> **EXCERPTED DATA**
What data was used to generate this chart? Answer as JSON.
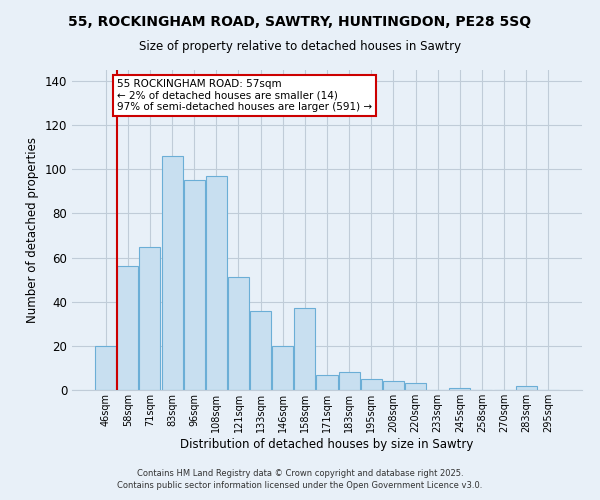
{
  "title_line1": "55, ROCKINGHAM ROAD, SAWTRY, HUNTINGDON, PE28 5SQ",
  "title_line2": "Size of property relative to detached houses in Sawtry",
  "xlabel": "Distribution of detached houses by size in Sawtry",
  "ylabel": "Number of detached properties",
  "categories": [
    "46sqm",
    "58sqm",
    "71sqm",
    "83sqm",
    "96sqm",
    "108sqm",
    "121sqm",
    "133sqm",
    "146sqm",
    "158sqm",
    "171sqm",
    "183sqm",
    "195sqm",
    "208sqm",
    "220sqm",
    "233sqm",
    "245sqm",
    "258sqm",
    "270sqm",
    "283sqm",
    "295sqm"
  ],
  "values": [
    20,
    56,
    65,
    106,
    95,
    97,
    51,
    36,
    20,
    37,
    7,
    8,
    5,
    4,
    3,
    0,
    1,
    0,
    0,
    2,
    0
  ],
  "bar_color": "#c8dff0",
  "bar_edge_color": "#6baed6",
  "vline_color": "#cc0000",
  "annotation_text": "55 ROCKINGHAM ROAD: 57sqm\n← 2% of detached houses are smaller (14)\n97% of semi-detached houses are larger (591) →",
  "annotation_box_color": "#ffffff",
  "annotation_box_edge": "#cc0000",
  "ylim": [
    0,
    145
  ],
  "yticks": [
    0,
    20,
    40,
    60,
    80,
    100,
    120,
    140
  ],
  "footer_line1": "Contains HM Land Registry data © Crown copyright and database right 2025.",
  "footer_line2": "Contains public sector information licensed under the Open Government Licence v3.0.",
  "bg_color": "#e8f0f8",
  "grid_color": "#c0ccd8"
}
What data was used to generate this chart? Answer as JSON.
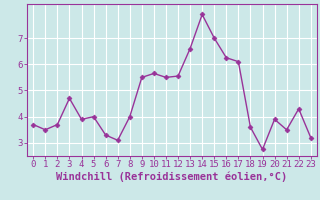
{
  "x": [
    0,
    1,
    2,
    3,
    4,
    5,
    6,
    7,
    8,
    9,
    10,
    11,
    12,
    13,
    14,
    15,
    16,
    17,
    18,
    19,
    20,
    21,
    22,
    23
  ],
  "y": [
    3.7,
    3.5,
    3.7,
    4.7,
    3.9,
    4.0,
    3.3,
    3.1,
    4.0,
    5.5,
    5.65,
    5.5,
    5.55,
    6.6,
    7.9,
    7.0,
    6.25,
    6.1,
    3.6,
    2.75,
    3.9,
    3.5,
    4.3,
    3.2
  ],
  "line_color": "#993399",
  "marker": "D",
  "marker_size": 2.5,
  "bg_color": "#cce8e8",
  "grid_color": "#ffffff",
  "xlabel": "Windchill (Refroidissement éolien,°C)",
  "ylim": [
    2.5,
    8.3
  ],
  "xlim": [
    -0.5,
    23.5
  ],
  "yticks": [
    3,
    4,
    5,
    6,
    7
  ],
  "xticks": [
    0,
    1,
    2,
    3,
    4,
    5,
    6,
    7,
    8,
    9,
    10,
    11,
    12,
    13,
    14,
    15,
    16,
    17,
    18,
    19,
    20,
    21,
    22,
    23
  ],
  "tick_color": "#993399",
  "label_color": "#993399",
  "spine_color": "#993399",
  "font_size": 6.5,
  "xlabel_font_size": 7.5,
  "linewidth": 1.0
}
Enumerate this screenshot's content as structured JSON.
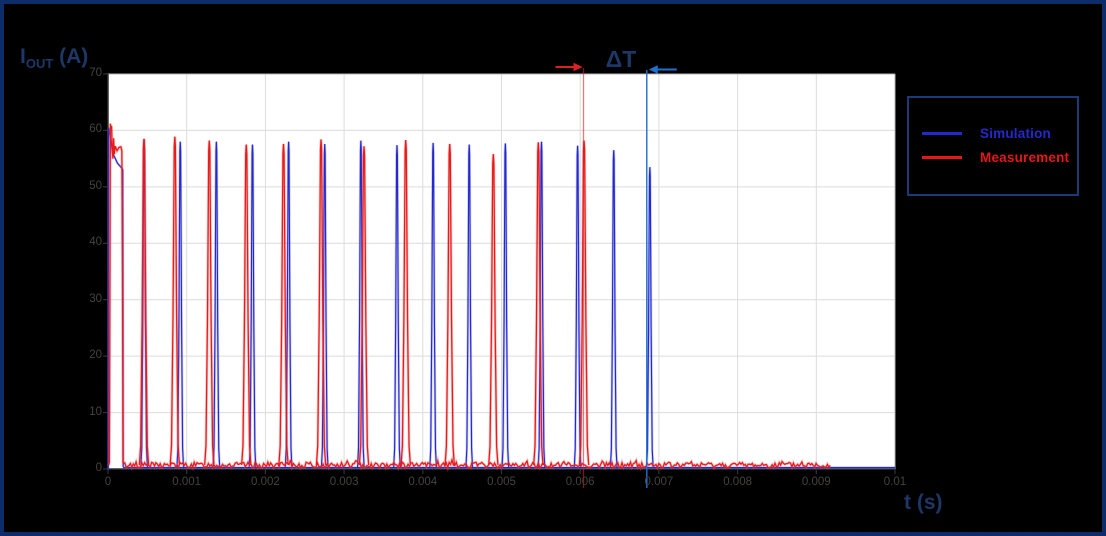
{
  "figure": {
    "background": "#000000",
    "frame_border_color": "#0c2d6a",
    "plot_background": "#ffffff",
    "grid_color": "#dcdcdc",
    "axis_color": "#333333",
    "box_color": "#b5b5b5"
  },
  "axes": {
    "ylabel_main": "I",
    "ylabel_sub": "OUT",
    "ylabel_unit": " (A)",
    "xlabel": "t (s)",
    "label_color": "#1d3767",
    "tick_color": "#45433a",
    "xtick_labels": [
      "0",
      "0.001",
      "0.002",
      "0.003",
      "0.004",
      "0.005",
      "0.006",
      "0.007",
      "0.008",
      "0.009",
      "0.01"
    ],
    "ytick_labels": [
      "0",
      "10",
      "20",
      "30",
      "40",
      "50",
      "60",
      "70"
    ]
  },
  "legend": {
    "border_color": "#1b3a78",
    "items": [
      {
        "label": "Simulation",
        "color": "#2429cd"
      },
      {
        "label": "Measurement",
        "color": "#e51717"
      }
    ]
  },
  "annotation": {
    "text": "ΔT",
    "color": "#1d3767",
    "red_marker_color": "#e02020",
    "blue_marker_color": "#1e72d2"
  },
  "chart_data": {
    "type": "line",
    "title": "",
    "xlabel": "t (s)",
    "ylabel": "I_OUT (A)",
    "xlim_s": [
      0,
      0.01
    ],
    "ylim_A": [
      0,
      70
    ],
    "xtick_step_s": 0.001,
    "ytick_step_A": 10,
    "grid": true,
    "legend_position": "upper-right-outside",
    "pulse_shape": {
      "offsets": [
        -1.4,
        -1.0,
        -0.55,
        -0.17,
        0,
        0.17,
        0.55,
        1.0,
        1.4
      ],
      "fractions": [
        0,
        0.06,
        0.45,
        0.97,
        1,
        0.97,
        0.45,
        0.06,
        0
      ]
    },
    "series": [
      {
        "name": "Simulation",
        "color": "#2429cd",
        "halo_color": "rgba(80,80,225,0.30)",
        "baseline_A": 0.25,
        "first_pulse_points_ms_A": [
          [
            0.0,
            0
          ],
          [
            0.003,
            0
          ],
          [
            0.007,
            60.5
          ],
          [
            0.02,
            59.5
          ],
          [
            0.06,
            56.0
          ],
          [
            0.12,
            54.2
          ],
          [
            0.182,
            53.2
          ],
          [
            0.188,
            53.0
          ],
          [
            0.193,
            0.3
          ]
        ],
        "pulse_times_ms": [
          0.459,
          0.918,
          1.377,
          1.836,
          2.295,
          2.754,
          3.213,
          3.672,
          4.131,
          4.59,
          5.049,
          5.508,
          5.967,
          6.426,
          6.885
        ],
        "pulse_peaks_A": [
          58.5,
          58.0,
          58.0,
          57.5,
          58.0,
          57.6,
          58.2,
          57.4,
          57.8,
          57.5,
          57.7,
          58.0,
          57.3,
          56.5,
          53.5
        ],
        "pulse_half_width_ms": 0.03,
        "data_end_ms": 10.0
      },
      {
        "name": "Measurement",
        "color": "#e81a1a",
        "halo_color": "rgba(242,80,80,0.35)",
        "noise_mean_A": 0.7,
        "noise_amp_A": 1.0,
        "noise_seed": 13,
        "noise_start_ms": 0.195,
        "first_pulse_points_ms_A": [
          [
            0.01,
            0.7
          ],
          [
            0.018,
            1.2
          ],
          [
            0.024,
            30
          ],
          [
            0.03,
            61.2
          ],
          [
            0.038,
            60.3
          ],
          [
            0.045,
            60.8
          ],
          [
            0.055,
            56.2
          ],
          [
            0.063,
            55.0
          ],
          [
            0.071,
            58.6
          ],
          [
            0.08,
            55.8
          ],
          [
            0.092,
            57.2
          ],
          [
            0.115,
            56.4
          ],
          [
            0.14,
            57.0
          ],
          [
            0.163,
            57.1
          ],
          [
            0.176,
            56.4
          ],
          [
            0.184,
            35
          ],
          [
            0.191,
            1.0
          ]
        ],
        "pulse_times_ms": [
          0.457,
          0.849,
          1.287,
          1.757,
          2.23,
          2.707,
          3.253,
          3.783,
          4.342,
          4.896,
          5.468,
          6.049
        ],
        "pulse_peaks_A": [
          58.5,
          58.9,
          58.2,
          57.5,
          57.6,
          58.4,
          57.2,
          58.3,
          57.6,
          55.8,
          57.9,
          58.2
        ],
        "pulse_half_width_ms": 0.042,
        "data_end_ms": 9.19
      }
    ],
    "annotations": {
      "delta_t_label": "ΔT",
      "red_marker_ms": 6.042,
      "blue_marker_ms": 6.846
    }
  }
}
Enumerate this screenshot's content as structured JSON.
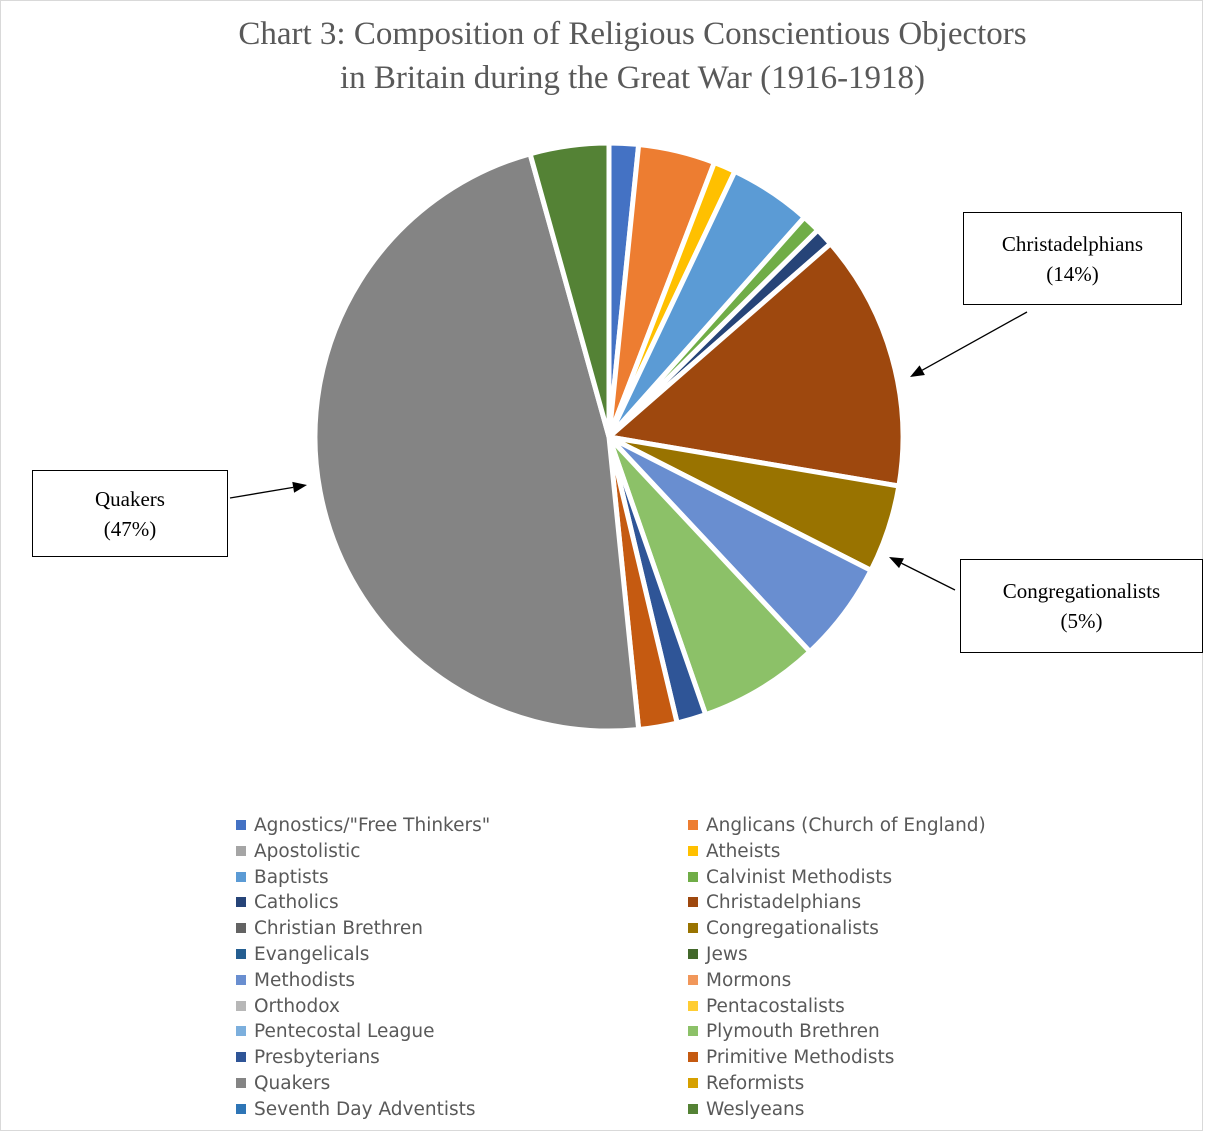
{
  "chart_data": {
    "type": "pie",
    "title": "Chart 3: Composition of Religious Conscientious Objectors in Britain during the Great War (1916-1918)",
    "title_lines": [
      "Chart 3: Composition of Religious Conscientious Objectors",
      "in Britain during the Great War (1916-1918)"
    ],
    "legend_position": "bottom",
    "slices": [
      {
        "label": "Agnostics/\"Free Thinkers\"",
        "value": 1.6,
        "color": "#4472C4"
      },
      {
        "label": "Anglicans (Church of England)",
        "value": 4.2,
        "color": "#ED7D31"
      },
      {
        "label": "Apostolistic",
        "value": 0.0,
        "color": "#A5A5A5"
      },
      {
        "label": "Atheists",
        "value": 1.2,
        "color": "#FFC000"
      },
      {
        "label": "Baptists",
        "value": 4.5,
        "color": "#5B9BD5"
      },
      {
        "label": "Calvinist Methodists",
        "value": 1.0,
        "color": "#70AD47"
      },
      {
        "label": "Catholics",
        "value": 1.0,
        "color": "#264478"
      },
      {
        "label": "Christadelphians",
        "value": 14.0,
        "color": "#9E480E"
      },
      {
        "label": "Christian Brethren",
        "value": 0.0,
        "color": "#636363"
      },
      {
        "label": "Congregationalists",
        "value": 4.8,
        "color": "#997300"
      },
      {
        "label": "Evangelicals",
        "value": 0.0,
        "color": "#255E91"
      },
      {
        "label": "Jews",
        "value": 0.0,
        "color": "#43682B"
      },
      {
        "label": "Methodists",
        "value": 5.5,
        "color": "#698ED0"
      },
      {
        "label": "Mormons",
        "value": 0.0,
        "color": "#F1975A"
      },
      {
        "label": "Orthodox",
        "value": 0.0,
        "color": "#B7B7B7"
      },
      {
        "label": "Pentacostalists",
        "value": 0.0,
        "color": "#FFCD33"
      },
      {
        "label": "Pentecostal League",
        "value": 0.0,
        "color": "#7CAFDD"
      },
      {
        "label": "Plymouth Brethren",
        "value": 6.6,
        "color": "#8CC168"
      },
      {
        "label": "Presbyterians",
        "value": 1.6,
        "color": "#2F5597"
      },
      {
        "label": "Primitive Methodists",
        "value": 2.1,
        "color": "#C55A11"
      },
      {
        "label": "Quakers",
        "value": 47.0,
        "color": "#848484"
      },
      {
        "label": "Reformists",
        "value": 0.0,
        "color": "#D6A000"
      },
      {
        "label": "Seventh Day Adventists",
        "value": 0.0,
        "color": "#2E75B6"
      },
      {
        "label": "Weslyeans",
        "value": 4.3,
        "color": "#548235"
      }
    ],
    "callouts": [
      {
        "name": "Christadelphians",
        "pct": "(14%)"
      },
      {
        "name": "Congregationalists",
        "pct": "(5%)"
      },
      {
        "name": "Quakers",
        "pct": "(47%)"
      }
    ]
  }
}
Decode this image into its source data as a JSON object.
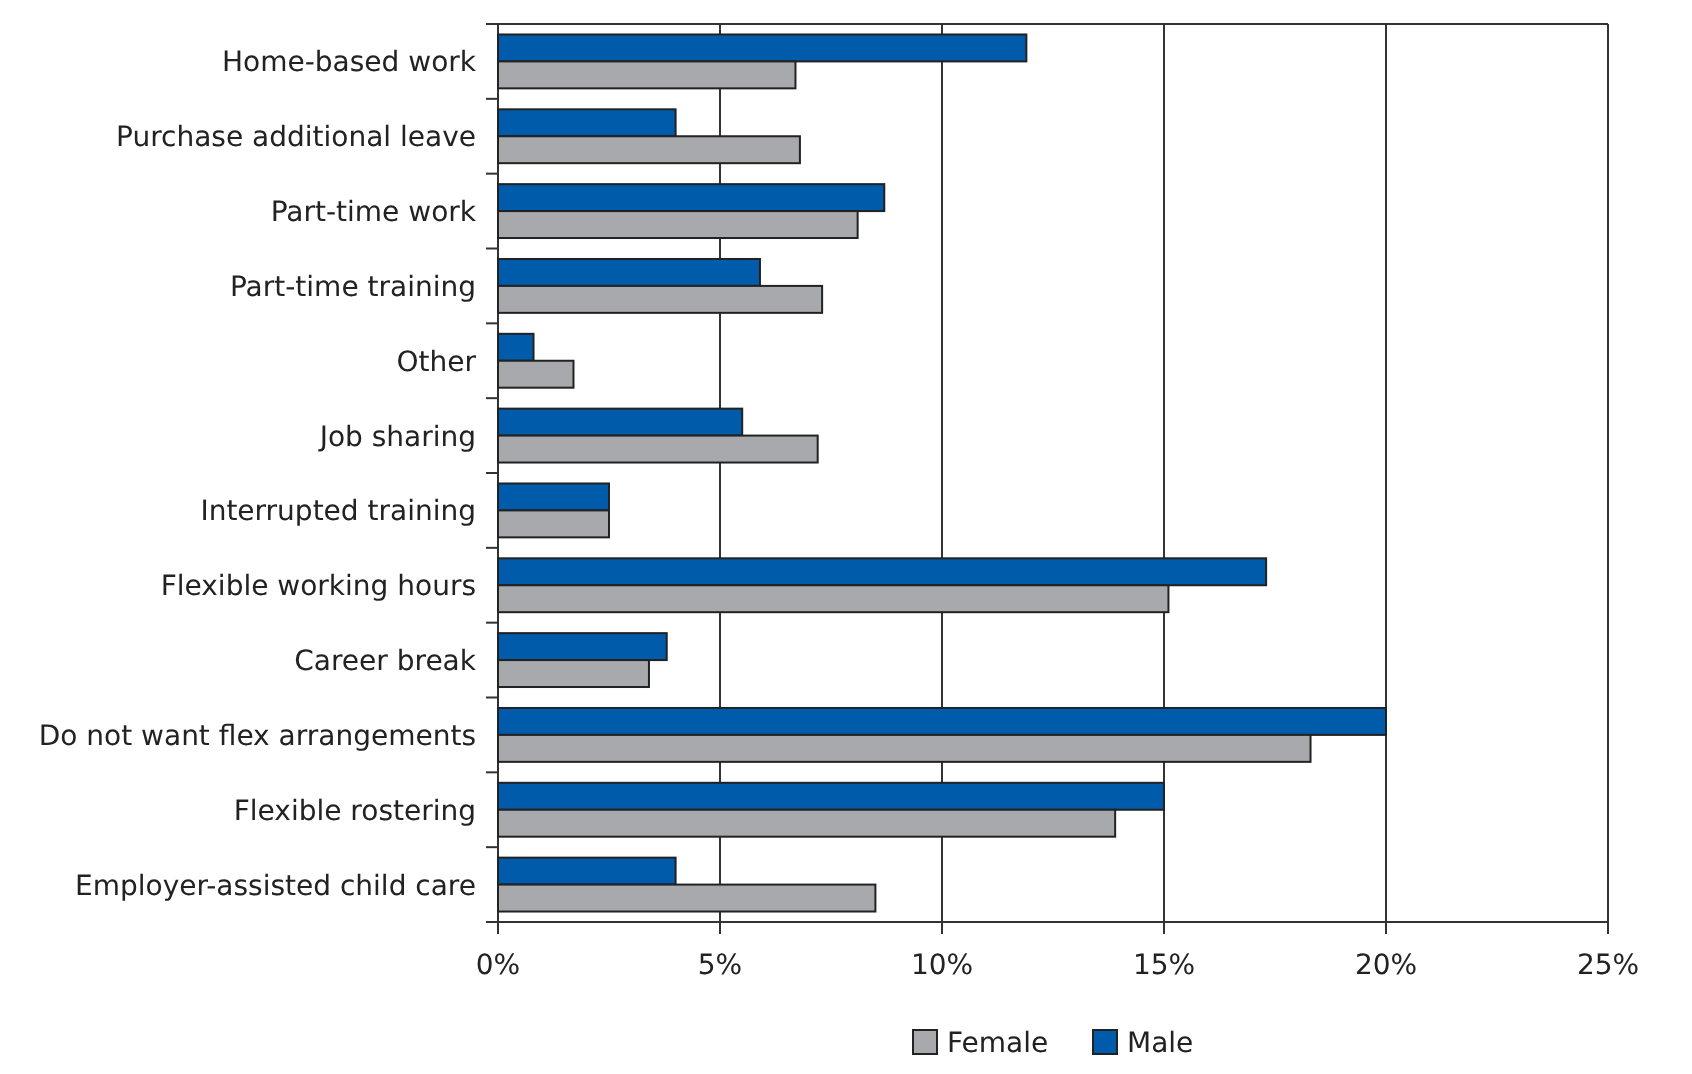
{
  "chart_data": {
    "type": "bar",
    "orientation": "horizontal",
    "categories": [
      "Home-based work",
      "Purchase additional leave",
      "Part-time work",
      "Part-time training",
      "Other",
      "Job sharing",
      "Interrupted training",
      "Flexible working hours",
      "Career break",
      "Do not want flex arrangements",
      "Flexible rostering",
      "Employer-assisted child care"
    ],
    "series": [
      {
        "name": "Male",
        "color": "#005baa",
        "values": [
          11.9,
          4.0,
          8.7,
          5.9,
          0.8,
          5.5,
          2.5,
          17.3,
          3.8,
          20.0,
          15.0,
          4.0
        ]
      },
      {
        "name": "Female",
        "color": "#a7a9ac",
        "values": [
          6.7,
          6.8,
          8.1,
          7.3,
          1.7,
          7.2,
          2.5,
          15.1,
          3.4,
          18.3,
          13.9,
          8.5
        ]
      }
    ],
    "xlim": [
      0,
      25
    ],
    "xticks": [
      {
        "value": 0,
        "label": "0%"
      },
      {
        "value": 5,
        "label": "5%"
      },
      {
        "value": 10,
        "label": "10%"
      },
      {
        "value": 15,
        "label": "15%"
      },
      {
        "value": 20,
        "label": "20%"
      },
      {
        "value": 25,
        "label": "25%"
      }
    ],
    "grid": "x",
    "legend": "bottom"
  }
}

> **WHAT TO DO**
Pick out all lines containing the string "Objectors".

> **TASK RESPONSE**
    "title": "Chart 3: Composition of Religious Conscientious Objectors in Britain during the Great War (1916-1918)",
      "Chart 3: Composition of Religious Conscientious Objectors",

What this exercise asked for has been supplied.